TASK INSTRUCTIONS:
Wherever "structured" appears in a line, copy that line.

(Items listed in a dataset)
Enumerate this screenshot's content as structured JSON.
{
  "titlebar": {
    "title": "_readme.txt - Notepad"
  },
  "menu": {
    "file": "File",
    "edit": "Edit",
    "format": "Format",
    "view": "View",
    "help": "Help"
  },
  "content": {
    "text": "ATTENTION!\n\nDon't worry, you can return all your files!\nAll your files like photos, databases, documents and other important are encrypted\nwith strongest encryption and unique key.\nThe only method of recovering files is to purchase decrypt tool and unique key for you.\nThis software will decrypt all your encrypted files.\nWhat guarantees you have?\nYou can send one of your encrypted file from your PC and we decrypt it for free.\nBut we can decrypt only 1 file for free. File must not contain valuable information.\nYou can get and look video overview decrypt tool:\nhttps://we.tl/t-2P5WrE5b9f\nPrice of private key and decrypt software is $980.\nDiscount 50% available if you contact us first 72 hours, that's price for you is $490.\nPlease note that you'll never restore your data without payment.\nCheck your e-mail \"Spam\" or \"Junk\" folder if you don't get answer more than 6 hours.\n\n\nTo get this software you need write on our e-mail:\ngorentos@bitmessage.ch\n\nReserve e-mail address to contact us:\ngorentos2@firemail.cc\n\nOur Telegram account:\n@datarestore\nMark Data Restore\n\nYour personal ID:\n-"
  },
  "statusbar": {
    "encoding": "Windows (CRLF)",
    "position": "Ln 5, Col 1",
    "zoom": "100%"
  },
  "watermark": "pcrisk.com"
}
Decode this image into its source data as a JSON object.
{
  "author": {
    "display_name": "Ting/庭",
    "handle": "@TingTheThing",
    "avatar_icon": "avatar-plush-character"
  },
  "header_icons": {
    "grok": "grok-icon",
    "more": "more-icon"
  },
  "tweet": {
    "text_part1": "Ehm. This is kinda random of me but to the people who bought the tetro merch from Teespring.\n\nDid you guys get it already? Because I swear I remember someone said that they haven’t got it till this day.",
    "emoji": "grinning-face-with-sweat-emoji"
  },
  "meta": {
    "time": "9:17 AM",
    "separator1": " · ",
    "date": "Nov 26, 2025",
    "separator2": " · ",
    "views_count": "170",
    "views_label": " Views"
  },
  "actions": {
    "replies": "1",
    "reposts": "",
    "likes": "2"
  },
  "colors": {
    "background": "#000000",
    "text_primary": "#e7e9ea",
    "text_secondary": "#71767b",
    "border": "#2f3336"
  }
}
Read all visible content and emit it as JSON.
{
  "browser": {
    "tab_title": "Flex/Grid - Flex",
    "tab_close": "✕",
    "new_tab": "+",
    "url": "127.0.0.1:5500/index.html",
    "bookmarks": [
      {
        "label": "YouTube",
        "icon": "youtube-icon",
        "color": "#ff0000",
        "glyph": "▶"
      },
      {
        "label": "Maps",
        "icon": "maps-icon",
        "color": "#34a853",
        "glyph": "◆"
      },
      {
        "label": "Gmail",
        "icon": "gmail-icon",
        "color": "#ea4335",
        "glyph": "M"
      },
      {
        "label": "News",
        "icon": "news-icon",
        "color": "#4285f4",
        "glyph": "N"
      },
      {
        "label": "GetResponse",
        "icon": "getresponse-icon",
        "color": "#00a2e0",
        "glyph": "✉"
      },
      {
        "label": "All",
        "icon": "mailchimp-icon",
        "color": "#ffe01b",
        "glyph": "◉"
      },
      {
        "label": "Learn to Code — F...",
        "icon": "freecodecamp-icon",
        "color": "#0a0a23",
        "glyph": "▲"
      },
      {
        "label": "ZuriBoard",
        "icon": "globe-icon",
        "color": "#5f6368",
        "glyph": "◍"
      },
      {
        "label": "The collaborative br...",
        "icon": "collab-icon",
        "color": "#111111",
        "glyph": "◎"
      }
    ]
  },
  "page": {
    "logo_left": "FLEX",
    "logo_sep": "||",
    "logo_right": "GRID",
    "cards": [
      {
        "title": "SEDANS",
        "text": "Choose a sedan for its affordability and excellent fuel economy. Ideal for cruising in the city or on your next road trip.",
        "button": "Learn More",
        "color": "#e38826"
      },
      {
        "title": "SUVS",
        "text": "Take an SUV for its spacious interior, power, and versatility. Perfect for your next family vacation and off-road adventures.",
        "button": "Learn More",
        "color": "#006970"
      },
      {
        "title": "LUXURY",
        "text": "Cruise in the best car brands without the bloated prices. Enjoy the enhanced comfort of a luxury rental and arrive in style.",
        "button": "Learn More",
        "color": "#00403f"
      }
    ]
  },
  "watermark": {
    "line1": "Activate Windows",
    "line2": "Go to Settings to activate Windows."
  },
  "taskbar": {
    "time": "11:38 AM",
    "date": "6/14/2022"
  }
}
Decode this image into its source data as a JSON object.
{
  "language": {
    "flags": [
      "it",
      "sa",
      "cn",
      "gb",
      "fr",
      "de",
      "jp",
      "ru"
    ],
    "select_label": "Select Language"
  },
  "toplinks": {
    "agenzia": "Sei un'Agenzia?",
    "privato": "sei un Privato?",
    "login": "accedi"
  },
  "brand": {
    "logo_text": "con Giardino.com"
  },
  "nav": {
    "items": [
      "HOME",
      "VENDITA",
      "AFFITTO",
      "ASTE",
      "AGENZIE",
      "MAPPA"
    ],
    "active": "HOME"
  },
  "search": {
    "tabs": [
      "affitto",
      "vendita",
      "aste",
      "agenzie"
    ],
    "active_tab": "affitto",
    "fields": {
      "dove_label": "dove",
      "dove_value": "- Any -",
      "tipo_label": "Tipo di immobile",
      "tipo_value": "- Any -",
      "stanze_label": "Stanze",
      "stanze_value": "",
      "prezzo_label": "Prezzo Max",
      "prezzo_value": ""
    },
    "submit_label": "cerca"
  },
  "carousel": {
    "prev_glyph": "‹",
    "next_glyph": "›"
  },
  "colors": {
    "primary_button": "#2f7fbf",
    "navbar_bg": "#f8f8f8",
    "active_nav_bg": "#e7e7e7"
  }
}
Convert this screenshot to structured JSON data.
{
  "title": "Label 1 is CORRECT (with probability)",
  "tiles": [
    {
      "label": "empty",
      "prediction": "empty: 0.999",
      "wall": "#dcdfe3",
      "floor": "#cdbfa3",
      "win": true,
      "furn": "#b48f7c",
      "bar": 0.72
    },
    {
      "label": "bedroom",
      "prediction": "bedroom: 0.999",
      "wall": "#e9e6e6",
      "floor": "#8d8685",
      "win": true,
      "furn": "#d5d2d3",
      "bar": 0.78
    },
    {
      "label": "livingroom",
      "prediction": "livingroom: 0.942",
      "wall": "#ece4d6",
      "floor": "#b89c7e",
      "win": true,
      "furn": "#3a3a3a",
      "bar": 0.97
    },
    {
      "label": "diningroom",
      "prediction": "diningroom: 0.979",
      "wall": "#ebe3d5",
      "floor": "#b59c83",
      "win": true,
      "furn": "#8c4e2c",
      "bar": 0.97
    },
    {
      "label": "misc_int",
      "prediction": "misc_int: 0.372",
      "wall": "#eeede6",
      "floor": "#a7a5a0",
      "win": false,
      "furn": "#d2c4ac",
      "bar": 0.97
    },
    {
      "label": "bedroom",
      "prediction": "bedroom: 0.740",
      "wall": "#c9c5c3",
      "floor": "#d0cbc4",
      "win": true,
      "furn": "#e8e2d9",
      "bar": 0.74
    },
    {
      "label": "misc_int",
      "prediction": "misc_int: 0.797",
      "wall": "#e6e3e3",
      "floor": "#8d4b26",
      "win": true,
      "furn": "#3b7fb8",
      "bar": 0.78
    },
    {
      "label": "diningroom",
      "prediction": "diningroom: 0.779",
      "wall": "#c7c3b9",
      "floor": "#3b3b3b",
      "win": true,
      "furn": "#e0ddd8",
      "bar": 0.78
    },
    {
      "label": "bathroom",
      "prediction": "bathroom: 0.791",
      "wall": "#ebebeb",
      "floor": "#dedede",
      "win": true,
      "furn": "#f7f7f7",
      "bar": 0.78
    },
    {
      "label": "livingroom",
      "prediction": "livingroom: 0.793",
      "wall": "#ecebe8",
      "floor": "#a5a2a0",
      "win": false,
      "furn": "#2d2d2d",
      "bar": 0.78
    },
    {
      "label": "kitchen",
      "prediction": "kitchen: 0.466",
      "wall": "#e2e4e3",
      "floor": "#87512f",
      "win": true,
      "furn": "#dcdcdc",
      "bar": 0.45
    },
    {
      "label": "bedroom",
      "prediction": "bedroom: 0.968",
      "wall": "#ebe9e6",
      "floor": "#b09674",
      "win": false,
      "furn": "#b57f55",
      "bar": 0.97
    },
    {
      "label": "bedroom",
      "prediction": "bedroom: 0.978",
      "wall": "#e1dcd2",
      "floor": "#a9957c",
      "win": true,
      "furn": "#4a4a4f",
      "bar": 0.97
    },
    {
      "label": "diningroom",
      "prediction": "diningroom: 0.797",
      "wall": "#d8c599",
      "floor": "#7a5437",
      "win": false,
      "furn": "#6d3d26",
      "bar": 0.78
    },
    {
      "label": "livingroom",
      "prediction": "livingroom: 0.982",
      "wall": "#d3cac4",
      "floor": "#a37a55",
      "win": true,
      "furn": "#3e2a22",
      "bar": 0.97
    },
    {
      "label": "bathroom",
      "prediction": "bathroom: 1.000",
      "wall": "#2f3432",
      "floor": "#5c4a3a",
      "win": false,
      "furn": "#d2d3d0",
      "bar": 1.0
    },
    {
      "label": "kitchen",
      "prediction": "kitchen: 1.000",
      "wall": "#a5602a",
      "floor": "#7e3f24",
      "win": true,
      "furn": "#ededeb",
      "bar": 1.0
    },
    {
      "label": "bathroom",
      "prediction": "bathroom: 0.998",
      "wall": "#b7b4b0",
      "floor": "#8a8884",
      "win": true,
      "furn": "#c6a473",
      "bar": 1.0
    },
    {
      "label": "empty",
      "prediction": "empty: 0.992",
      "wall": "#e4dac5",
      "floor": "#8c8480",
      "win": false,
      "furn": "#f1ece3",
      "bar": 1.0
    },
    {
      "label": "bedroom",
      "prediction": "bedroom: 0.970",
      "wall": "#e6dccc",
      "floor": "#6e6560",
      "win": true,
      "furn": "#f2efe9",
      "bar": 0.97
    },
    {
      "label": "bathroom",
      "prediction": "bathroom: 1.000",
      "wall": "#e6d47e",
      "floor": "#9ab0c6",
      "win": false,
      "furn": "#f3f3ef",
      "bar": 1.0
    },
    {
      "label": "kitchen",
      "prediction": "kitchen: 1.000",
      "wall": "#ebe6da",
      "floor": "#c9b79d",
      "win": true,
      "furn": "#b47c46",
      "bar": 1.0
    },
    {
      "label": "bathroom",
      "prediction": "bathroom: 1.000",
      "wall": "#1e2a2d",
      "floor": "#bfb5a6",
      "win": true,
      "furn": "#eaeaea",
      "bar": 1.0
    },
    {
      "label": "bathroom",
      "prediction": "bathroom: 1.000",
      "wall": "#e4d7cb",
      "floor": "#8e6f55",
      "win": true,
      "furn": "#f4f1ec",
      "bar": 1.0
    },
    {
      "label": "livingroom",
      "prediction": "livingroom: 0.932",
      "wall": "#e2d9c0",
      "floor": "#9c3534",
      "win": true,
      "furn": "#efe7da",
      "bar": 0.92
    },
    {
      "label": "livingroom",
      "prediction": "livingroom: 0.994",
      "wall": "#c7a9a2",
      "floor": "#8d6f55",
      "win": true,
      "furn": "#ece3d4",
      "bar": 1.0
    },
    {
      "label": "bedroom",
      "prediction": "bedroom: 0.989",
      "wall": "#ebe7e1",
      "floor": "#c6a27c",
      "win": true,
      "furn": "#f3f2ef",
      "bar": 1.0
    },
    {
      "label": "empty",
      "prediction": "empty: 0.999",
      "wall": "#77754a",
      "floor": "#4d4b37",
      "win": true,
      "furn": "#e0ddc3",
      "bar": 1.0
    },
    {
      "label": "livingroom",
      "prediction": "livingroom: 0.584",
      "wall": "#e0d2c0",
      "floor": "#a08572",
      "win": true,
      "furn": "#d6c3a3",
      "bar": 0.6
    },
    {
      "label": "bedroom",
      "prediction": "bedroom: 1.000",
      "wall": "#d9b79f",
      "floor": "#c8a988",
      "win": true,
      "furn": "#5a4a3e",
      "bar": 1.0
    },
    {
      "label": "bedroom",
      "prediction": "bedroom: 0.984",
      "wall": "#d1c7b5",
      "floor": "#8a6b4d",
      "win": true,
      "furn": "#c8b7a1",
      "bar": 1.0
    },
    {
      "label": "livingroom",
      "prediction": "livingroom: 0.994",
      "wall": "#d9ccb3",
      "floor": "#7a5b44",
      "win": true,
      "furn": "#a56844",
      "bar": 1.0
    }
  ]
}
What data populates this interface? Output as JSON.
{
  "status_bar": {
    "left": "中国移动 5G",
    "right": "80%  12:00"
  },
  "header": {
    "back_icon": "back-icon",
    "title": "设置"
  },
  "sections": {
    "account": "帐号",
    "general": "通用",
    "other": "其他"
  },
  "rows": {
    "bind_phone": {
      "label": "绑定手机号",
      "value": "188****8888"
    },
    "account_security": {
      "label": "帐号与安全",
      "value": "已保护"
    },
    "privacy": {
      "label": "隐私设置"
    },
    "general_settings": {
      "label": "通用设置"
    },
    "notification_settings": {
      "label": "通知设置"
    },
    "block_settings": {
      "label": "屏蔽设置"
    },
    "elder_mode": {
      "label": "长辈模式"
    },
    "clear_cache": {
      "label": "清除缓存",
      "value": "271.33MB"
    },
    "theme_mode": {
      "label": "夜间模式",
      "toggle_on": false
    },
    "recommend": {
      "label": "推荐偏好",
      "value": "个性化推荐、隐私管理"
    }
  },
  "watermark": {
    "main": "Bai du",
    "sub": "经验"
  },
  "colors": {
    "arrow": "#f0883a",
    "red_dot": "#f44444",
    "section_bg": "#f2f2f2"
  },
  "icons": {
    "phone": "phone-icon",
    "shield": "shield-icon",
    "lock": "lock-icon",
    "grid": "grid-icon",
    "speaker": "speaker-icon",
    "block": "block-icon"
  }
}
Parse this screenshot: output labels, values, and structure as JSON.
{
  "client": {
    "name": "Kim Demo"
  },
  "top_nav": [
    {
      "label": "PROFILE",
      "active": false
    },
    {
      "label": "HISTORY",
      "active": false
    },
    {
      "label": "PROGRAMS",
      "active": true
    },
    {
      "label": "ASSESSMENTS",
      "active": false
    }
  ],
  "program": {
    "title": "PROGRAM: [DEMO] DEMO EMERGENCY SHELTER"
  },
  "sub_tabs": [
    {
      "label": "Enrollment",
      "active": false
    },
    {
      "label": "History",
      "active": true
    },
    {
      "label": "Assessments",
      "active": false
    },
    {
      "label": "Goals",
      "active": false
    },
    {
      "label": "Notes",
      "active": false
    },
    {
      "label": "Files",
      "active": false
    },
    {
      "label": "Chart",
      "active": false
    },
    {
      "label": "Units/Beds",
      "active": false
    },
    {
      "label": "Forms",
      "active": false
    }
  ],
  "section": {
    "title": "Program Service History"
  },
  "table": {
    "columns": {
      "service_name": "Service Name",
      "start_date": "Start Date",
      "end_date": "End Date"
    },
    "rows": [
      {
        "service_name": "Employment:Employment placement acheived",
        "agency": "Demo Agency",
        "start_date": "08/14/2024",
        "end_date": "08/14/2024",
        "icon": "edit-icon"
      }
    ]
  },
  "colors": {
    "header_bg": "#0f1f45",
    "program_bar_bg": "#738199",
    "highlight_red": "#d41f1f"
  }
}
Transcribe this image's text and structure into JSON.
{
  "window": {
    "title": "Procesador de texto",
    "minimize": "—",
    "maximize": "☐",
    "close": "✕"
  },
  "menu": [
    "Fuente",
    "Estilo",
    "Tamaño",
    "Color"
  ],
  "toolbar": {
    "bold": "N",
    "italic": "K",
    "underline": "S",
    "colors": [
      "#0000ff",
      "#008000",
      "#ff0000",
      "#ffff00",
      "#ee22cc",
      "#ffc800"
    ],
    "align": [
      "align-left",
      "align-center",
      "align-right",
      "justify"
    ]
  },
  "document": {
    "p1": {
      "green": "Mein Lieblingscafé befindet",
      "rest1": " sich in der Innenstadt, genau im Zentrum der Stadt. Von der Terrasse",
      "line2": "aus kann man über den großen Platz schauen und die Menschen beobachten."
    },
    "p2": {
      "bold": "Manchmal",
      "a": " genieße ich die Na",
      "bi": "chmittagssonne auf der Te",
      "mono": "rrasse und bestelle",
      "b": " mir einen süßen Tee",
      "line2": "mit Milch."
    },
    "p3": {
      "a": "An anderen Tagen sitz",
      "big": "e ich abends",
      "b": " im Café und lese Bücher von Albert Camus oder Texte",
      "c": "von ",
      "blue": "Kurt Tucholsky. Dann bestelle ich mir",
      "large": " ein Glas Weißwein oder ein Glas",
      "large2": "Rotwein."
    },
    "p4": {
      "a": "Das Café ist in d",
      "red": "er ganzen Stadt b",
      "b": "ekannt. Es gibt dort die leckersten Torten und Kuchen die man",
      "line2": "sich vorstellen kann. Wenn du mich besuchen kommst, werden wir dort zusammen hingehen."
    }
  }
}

SOLVED EXERCISE:
Enumerate this screenshot's content as structured JSON.
Convert this screenshot to structured JSON data.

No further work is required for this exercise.